• Given text:
::::::::
Tag Archives: Jacqueline King

Seeing Stars

DARK SUBLIME

Trafalgar Studios, London, Thursday 1st August, 2019

 

Marianne is an actor who appeared in a space opera telly series decades ago.   The show has since developed a cult following, but to her it was just a job.  She is contacted by super-fan Oli who wants to interview her for his podcast, and a kind of friendship is established between the two.  Meanwhile, Marianne’s drink-fuelled jealousy flares up when her BFF Kate announces she has found a new girlfriend, Suzanne.

Michael Dennis’s sparkling new play sheds light on a range of matters of the heart: fandom – the adulation of those we admire (perhaps disproportionately to their merits!); what is fleeting in life, and what lasts longer; but chiefly it deals with the one-sided nature of relationships, the unrequited love that can taint and even jeopardise a friendship.   Along the way, we have a lot of fun with scenes from the cod-science fiction show, reminiscent of Blake’s 7 and other British fantasy television.
::::::::
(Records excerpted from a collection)
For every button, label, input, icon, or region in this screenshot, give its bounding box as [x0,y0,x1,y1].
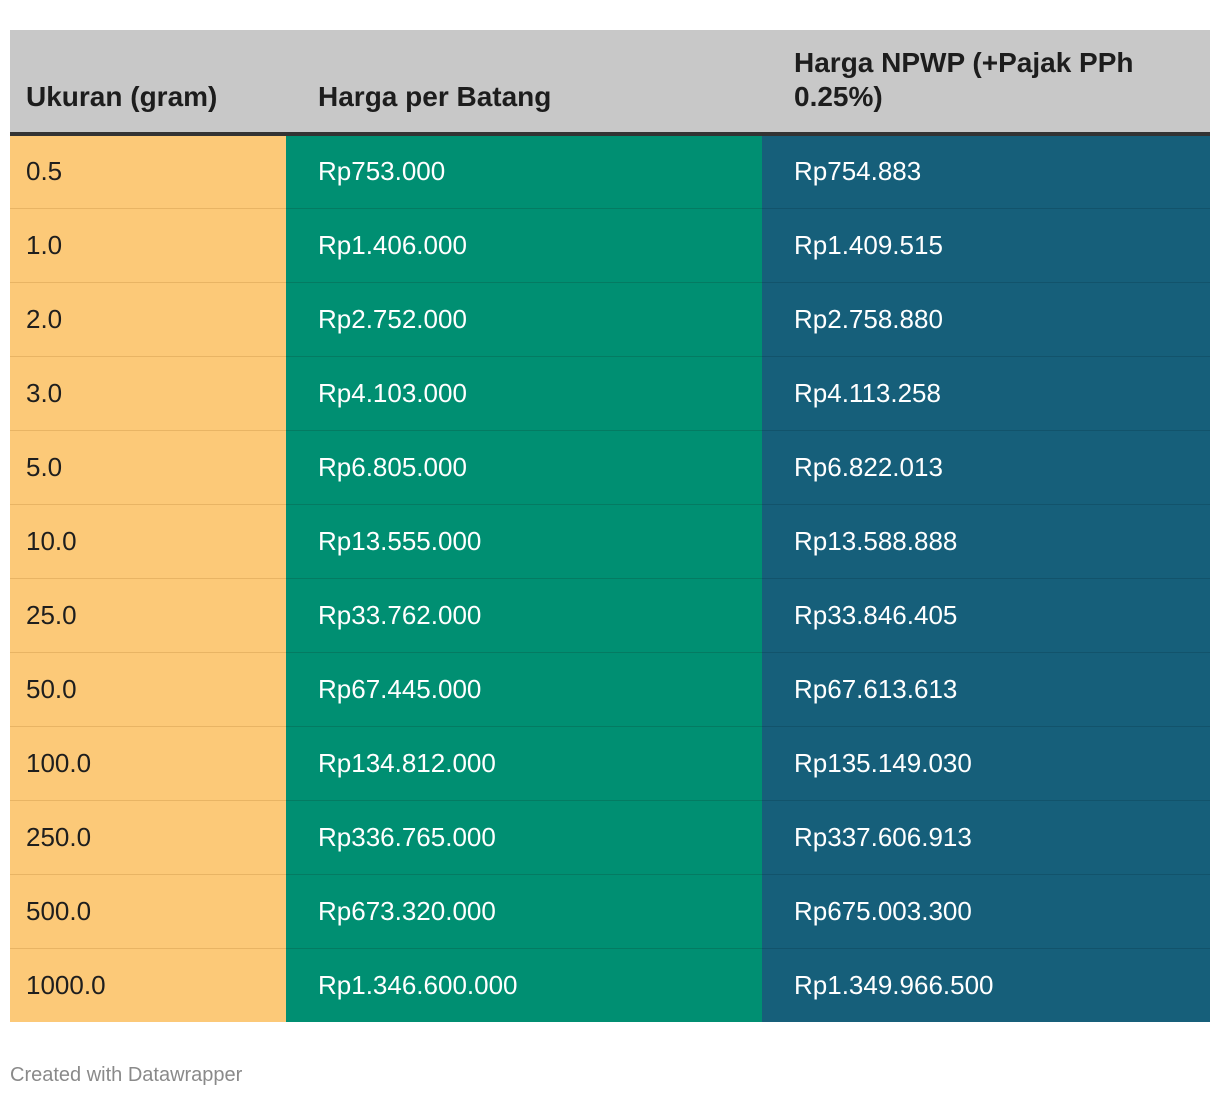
price-cell: Rp1.346.600.000 [286,948,762,1022]
price-cell: Rp673.320.000 [286,874,762,949]
price-cell: Rp2.752.000 [286,282,762,357]
header-npwp-price: Harga NPWP (+Pajak PPh 0.25%) [762,30,1210,136]
size-cell: 1000.0 [10,948,286,1022]
table-row: 10.0 Rp13.555.000 Rp13.588.888 [10,504,1210,579]
size-cell: 500.0 [10,874,286,949]
size-cell: 250.0 [10,800,286,875]
price-cell: Rp6.805.000 [286,430,762,505]
price-cell: Rp67.445.000 [286,652,762,727]
price-cell: Rp4.103.000 [286,356,762,431]
header-price-per-bar: Harga per Batang [286,30,762,136]
size-cell: 3.0 [10,356,286,431]
npwp-price-cell: Rp1.409.515 [762,208,1210,283]
size-cell: 2.0 [10,282,286,357]
npwp-price-cell: Rp675.003.300 [762,874,1210,949]
price-cell: Rp134.812.000 [286,726,762,801]
price-cell: Rp13.555.000 [286,504,762,579]
price-table: Ukuran (gram) Harga per Batang Harga NPW… [10,30,1210,1022]
price-table-container: Ukuran (gram) Harga per Batang Harga NPW… [10,30,1210,1022]
table-row: 1.0 Rp1.406.000 Rp1.409.515 [10,208,1210,283]
npwp-price-cell: Rp754.883 [762,134,1210,209]
table-header: Ukuran (gram) Harga per Batang Harga NPW… [10,30,1210,136]
size-cell: 25.0 [10,578,286,653]
npwp-price-cell: Rp1.349.966.500 [762,948,1210,1022]
npwp-price-cell: Rp13.588.888 [762,504,1210,579]
size-cell: 50.0 [10,652,286,727]
table-row: 0.5 Rp753.000 Rp754.883 [10,134,1210,209]
table-body: 0.5 Rp753.000 Rp754.883 1.0 Rp1.406.000 Rp1.4… [10,134,1210,1022]
size-cell: 0.5 [10,134,286,209]
price-cell: Rp753.000 [286,134,762,209]
npwp-price-cell: Rp4.113.258 [762,356,1210,431]
price-cell: Rp1.406.000 [286,208,762,283]
size-cell: 100.0 [10,726,286,801]
table-row: 25.0 Rp33.762.000 Rp33.846.405 [10,578,1210,653]
size-cell: 1.0 [10,208,286,283]
table-row: 1000.0 Rp1.346.600.000 Rp1.349.966.500 [10,948,1210,1022]
header-row: Ukuran (gram) Harga per Batang Harga NPW… [10,30,1210,136]
table-row: 3.0 Rp4.103.000 Rp4.113.258 [10,356,1210,431]
table-row: 100.0 Rp134.812.000 Rp135.149.030 [10,726,1210,801]
table-row: 5.0 Rp6.805.000 Rp6.822.013 [10,430,1210,505]
header-size: Ukuran (gram) [10,30,286,136]
table-row: 250.0 Rp336.765.000 Rp337.606.913 [10,800,1210,875]
table-row: 2.0 Rp2.752.000 Rp2.758.880 [10,282,1210,357]
table-row: 50.0 Rp67.445.000 Rp67.613.613 [10,652,1210,727]
price-cell: Rp336.765.000 [286,800,762,875]
npwp-price-cell: Rp33.846.405 [762,578,1210,653]
npwp-price-cell: Rp6.822.013 [762,430,1210,505]
npwp-price-cell: Rp337.606.913 [762,800,1210,875]
table-row: 500.0 Rp673.320.000 Rp675.003.300 [10,874,1210,949]
size-cell: 10.0 [10,504,286,579]
datawrapper-credit: Created with Datawrapper [10,1064,243,1086]
size-cell: 5.0 [10,430,286,505]
npwp-price-cell: Rp135.149.030 [762,726,1210,801]
price-cell: Rp33.762.000 [286,578,762,653]
npwp-price-cell: Rp67.613.613 [762,652,1210,727]
npwp-price-cell: Rp2.758.880 [762,282,1210,357]
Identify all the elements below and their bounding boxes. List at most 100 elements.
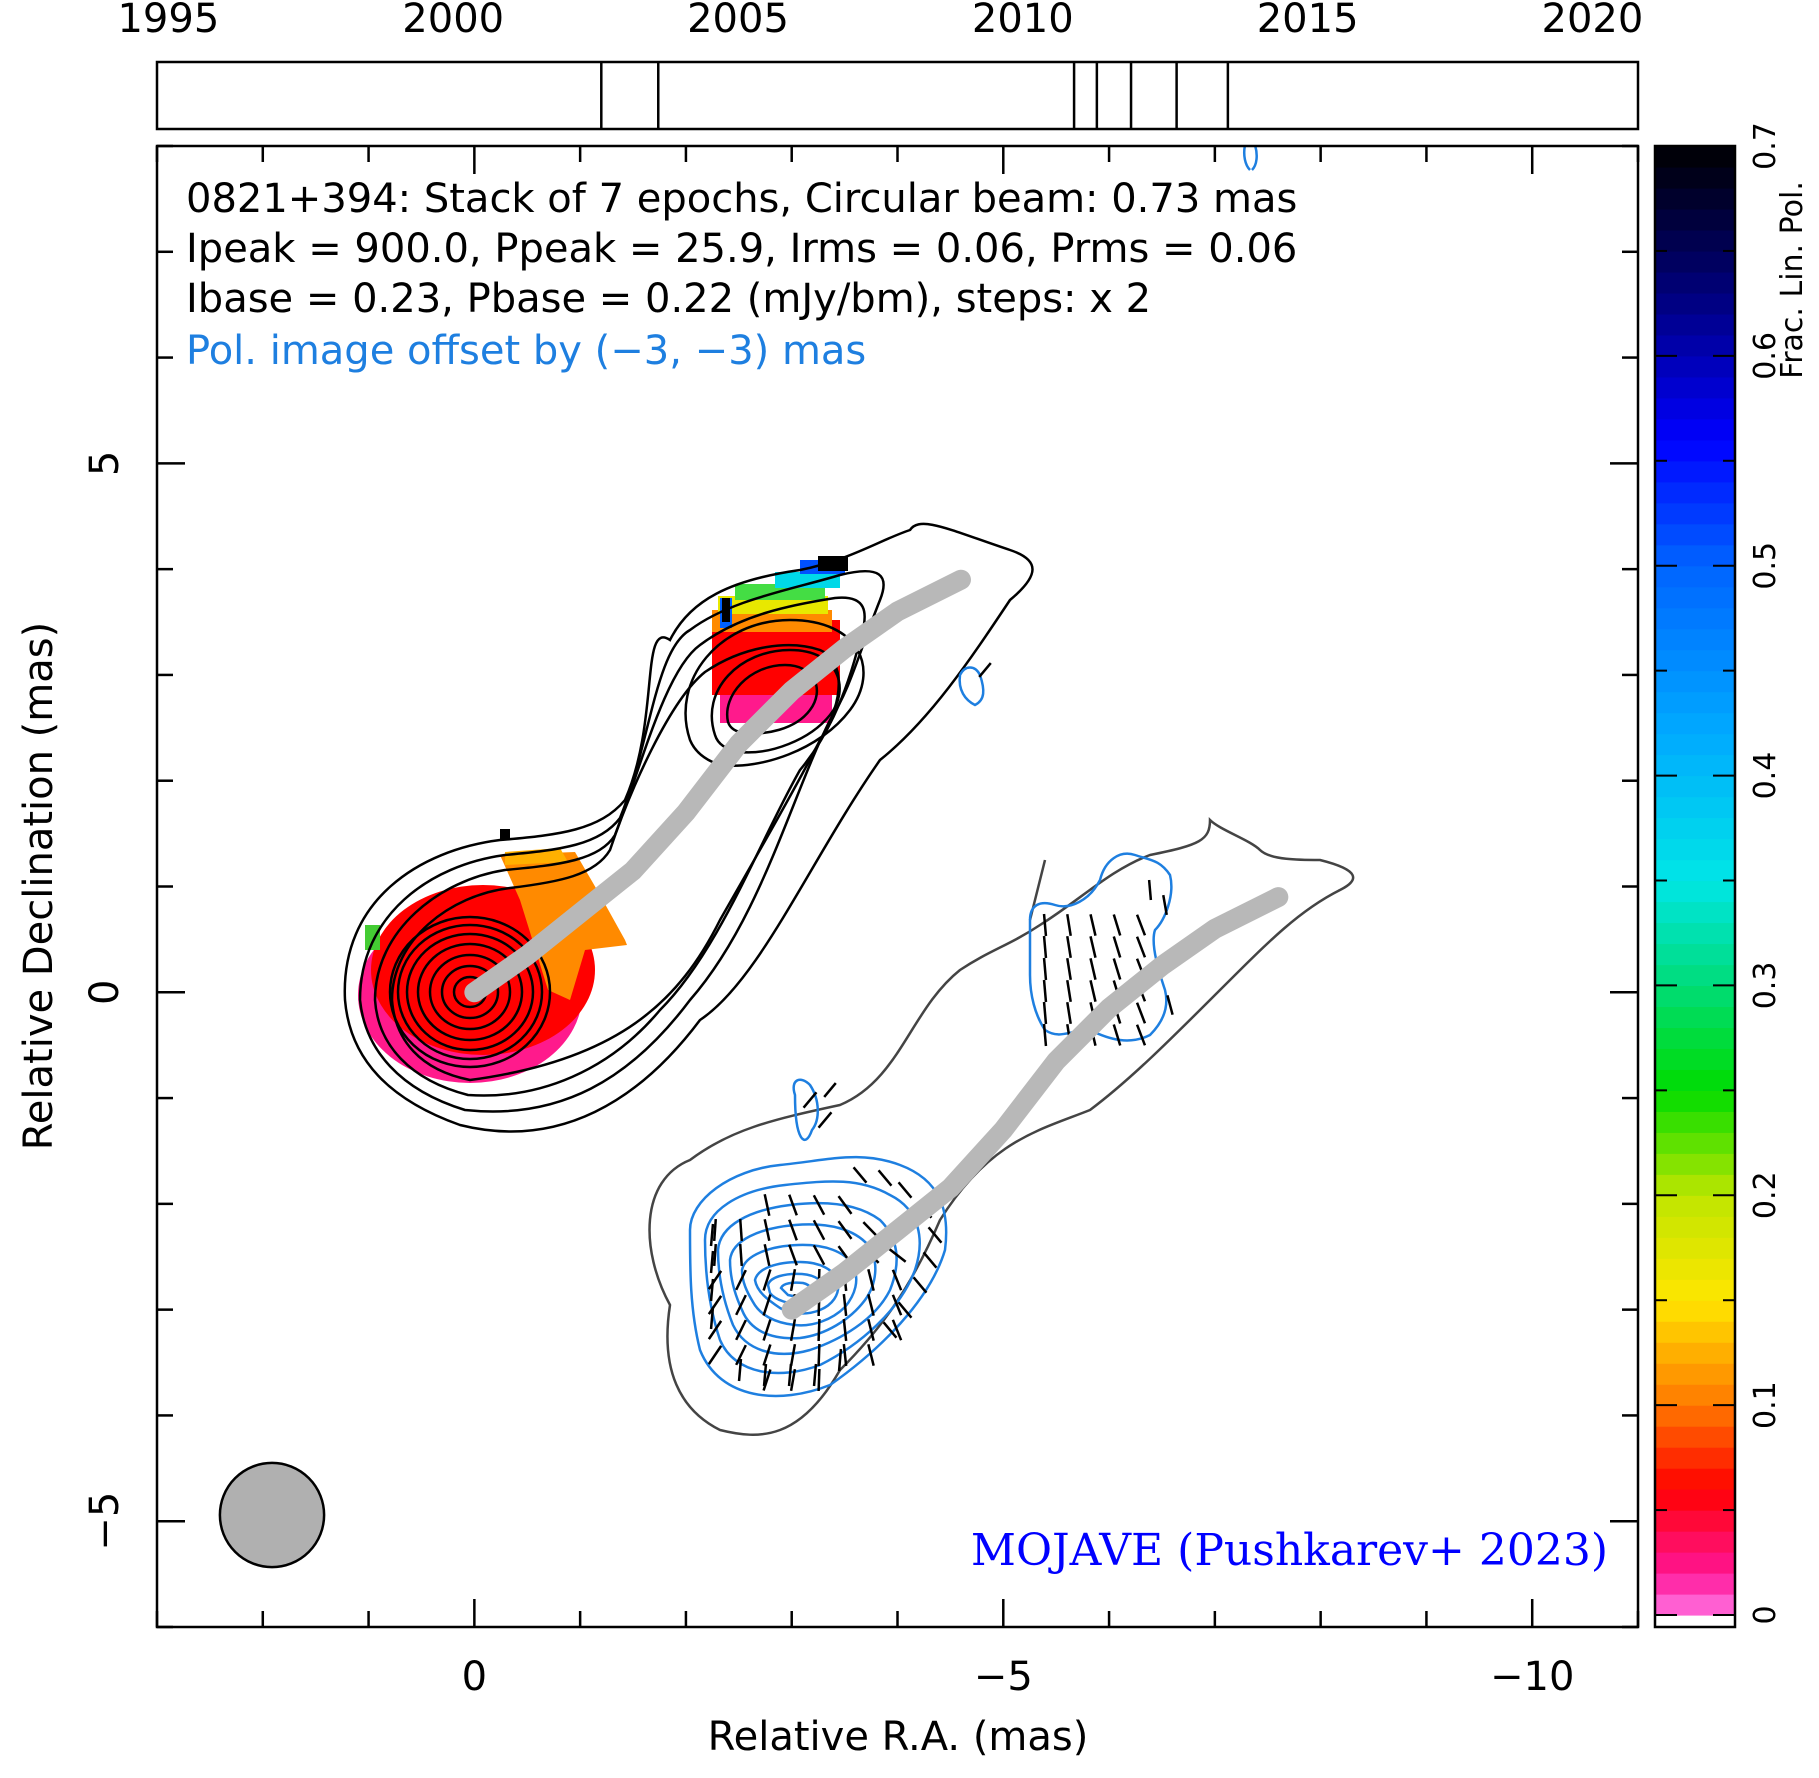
evpa-tick: [812, 1363, 818, 1387]
colorbar-tick-label: 0.3: [1748, 962, 1783, 1010]
evpa-tick: [1162, 894, 1168, 916]
colorbar-step: [1655, 985, 1735, 1008]
evpa-tick: [1147, 879, 1153, 901]
colorbar-step: [1655, 565, 1735, 588]
colorbar-step: [1655, 586, 1735, 609]
evpa-tick: [897, 1301, 913, 1319]
evpa-tick: [978, 662, 992, 678]
colorbar-step: [1655, 649, 1735, 672]
colorbar-step: [1655, 355, 1735, 378]
colorbar-step: [1655, 1342, 1735, 1364]
colorbar-step: [1655, 439, 1735, 462]
colorbar-label: Frac. Lin. Pol.: [1775, 181, 1810, 379]
evpa-tick: [738, 1218, 744, 1242]
evpa-tick: [789, 1368, 797, 1392]
evpa-tick: [1135, 914, 1147, 936]
timeline-year: 1995: [117, 0, 219, 42]
evpa-tick: [877, 1169, 893, 1187]
colorbar-step: [1655, 1384, 1735, 1406]
evpa-tick: [882, 1321, 898, 1339]
ridgeline-main: [464, 569, 971, 1003]
colorbar-step: [1655, 1111, 1735, 1133]
knot-pol-patch-cyan: [775, 572, 840, 588]
epoch-timeline: 1995 2000 2005 2010 2015 2020: [117, 0, 1643, 131]
colorbar-step: [1655, 1258, 1735, 1280]
colorbar-tick-label: 0.2: [1748, 1171, 1783, 1219]
colorbar: 0 0.1 0.2 0.3 0.4 0.5 0.6 0.7 Frac. Lin. Pol.: [1653, 122, 1810, 1629]
colorbar-step: [1655, 1132, 1735, 1154]
colorbar-ticks: [1655, 145, 1735, 1616]
colorbar-step: [1655, 607, 1735, 630]
colorbar-step: [1655, 502, 1735, 525]
colorbar-step: [1655, 1195, 1735, 1217]
evpa-tick: [887, 1247, 907, 1263]
ridgeline-offset: [781, 887, 1289, 1320]
evpa-tick: [1112, 958, 1122, 980]
evpa-tick: [788, 1244, 798, 1266]
colorbar-frame: [1653, 144, 1737, 1629]
x-tick-label: 0: [462, 1654, 487, 1700]
colorbar-step: [1655, 796, 1735, 819]
evpa-tick: [707, 1345, 723, 1365]
colorbar-step: [1655, 1090, 1735, 1112]
evpa-tick: [762, 1363, 768, 1387]
evpa-tick: [812, 1194, 826, 1216]
evpa-tick: [1135, 1024, 1147, 1046]
evpa-tick: [735, 1294, 747, 1316]
axis-ticks: [155, 144, 1640, 1629]
evpa-tick: [837, 1220, 853, 1240]
colorbar-step: [1655, 1363, 1735, 1385]
map-content: [218, 146, 1355, 1569]
colorbar-step: [1655, 754, 1735, 777]
colorbar-step: [1655, 1531, 1735, 1553]
evpa-tick: [735, 1344, 747, 1366]
timeline-epoch-markers: [600, 62, 1230, 129]
colorbar-step: [1655, 397, 1735, 420]
evpa-tick: [891, 1269, 903, 1291]
evpa-tick: [712, 1218, 718, 1242]
core-pol-patch-green: [365, 925, 380, 950]
colorbar-tick-label: 0.1: [1748, 1381, 1783, 1429]
evpa-tick: [707, 1320, 723, 1340]
evpa-tick: [763, 1218, 771, 1242]
colorbar-step: [1655, 712, 1735, 735]
evpa-tick: [788, 1219, 798, 1241]
colorbar-step: [1655, 313, 1735, 336]
colorbar-step: [1655, 271, 1735, 294]
evpa-tick: [1089, 958, 1097, 980]
x-tick-label: −10: [1490, 1654, 1574, 1700]
colorbar-step: [1655, 1174, 1735, 1196]
evpa-tick: [789, 1343, 797, 1367]
colorbar-step: [1655, 1405, 1735, 1427]
ridgelines: [464, 569, 1289, 1320]
colorbar-step: [1655, 1237, 1735, 1259]
timeline-year: 2015: [1257, 0, 1359, 42]
y-tick-label: −5: [82, 1492, 128, 1551]
timeline-year: 2000: [402, 0, 504, 42]
evpa-tick: [802, 1091, 818, 1109]
evpa-tick: [712, 1243, 718, 1267]
colorbar-step: [1655, 964, 1735, 987]
colorbar-step: [1655, 1573, 1735, 1595]
y-axis-label: Relative Declination (mas): [16, 622, 62, 1150]
evpa-tick: [1112, 936, 1122, 958]
title-line-3: Ibase = 0.23, Pbase = 0.22 (mJy/bm), ste…: [186, 276, 1151, 322]
evpa-tick: [1042, 979, 1048, 1003]
evpa-tick: [1042, 913, 1048, 937]
map-panel: 0 −5 −10 −5 0 5 0821+394: Stack of 7 epochs,…: [16, 144, 1640, 1760]
title-line-2: Ipeak = 900.0, Ppeak = 25.9, Irms = 0.06…: [186, 226, 1297, 272]
evpa-tick: [1089, 936, 1097, 958]
colorbar-step: [1655, 250, 1735, 273]
evpa-tick: [891, 1294, 903, 1316]
x-axis-label: Relative R.A. (mas): [708, 1714, 1089, 1760]
colorbar-step: [1655, 523, 1735, 546]
evpa-tick: [709, 1223, 715, 1247]
evpa-tick: [762, 1269, 772, 1291]
evpa-tick: [842, 1318, 848, 1342]
colorbar-step: [1655, 838, 1735, 861]
colorbar-step: [1655, 1594, 1735, 1616]
x-tick-label: −5: [974, 1654, 1033, 1700]
colorbar-step: [1655, 1216, 1735, 1238]
evpa-tick: [927, 1226, 943, 1244]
::::::::
• Exercise: Carry on the review of Dark Sublime from the point where it stops. These records were taken from a separate source.

• Exercise output:
Star Trek The Next Generation’s Marina Sirtis stars as Marianne the faded actress, brimming with anecdotes and camp one-liners.  Her portrayal keeps to the right side of satire; Sirtis also gives us the vulnerability beneath the barbs and the heavy drinking, while displaying a skill for comic timing that is perfectly hilarious.

As Oli, Kwaku Mills practically vibrates with nervous excitement, burbling on in the presence of his idol.  He’s sweet and touching, a lonely gay boy who seeks solace in a defunct TV show, which offers a haven from the harshness of his reality.  Jacqueline King also shows a nice line in embittered barbs, as Marianne’s more down-to-earth best friend, Kate, a strong woman at home in her skin.  Sophie Ward is spot on as Kate’s English rose girlfriend Suzanne, while Simon Thorp hams it up delightfully as Vykar, a heroic figure from the TV show, and later as Bob, the lecherous actor who plays him.  I detect more than a hint of the late, great Paul Darrow in his intonations and it’s marvellous.

Completing the ensemble is the voice of Mark Gatiss as Kosley the computer.  There are ray guns and convention-goers in alien cosplay, and the dense, impenetrable dialogue of the genre, declaimed with straight faces.  The nostalgia factor is strong but it’s very much a play of the now, of how subsequent generations experience the world differently, and it’s about loneliness and love.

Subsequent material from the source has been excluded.